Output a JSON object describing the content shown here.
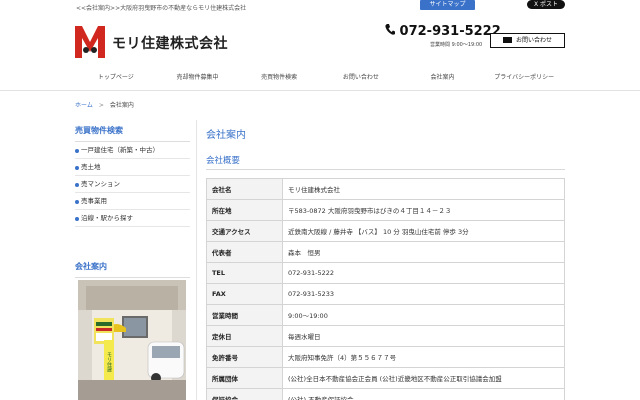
{
  "top": {
    "tagline": "<<会社案内>>大阪府羽曳野市の不動産ならモリ住建株式会社",
    "sitemap_label": "サイトマップ",
    "xpost_label": "X ポスト"
  },
  "header": {
    "company_name": "モリ住建株式会社",
    "phone": "072-931-5222",
    "hours": "営業時間 9:00～19:00",
    "contact_label": "お問い合わせ"
  },
  "nav": {
    "items": [
      {
        "label": "トップページ"
      },
      {
        "label": "売却物件募集中"
      },
      {
        "label": "売買物件検索"
      },
      {
        "label": "お問い合わせ"
      },
      {
        "label": "会社案内"
      },
      {
        "label": "プライバシーポリシー"
      }
    ]
  },
  "breadcrumb": {
    "home": "ホーム",
    "separator": ">",
    "current": "会社案内"
  },
  "sidebar": {
    "search_heading": "売買物件検索",
    "items": [
      {
        "label": "一戸建住宅（新築・中古）"
      },
      {
        "label": "売土地"
      },
      {
        "label": "売マンション"
      },
      {
        "label": "売事業用"
      },
      {
        "label": "沿線・駅から探す"
      }
    ],
    "company_heading": "会社案内",
    "sign_text": "モリ住建"
  },
  "main": {
    "title": "会社案内",
    "subtitle": "会社概要",
    "rows": [
      {
        "k": "会社名",
        "v": "モリ住建株式会社"
      },
      {
        "k": "所在地",
        "v": "〒583-0872 大阪府羽曳野市はびきの４丁目１４－２３"
      },
      {
        "k": "交通アクセス",
        "v": "近鉄南大阪線 / 藤井寺 【バス】 10 分 羽曳山住宅前 停歩 3分"
      },
      {
        "k": "代表者",
        "v": "森本　恒男"
      },
      {
        "k": "TEL",
        "v": "072-931-5222"
      },
      {
        "k": "FAX",
        "v": "072-931-5233"
      },
      {
        "k": "営業時間",
        "v": "9:00～19:00"
      },
      {
        "k": "定休日",
        "v": "毎週水曜日"
      },
      {
        "k": "免許番号",
        "v": "大阪府知事免許（4）第５５６７７号"
      },
      {
        "k": "所属団体",
        "v": "(公社)全日本不動産協会正会員 (公社)近畿地区不動産公正取引協議会加盟"
      },
      {
        "k": "保証協会",
        "v": "(公社) 不動産保証協会"
      }
    ]
  },
  "colors": {
    "accent": "#3a72c9",
    "logo_red": "#d0281e"
  }
}
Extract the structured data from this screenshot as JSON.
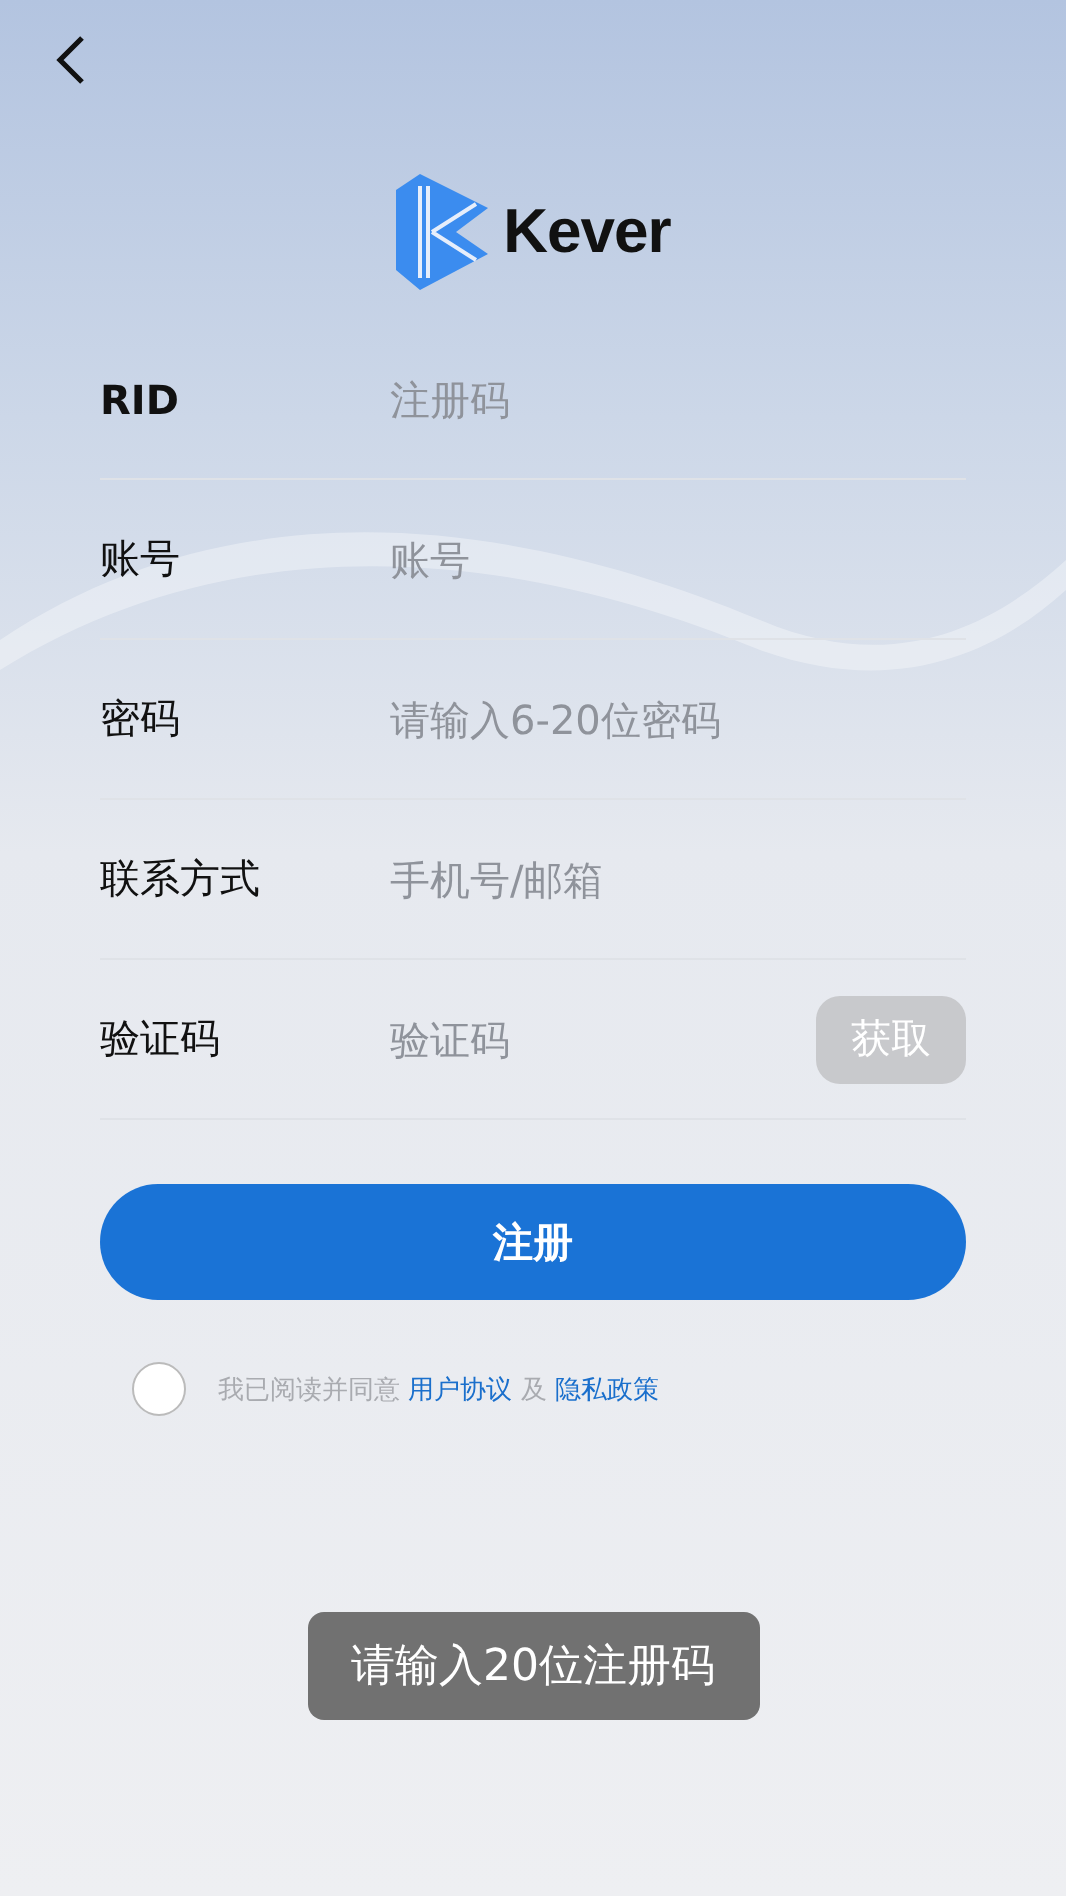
{
  "logo": {
    "wordmark": "Kever"
  },
  "fields": [
    {
      "kind": "text",
      "label": "RID",
      "placeholder": "注册码"
    },
    {
      "kind": "text",
      "label": "账号",
      "placeholder": "账号"
    },
    {
      "kind": "password",
      "label": "密码",
      "placeholder": "请输入6-20位密码"
    },
    {
      "kind": "text",
      "label": "联系方式",
      "placeholder": "手机号/邮箱"
    },
    {
      "kind": "code",
      "label": "验证码",
      "placeholder": "验证码",
      "button": {
        "label": "获取",
        "disabled": true
      }
    }
  ],
  "submit": {
    "label": "注册"
  },
  "agreement": {
    "checked": false,
    "prefix": "我已阅读并同意",
    "link_1": "用户协议",
    "conjunction": "及",
    "link_2": "隐私政策"
  },
  "toast": {
    "message": "请输入20位注册码"
  }
}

- - - - - - -

Your goal: Examine the listing and say how many of its lines contain the string "JSON". Give the number alone.

Exercise response: 2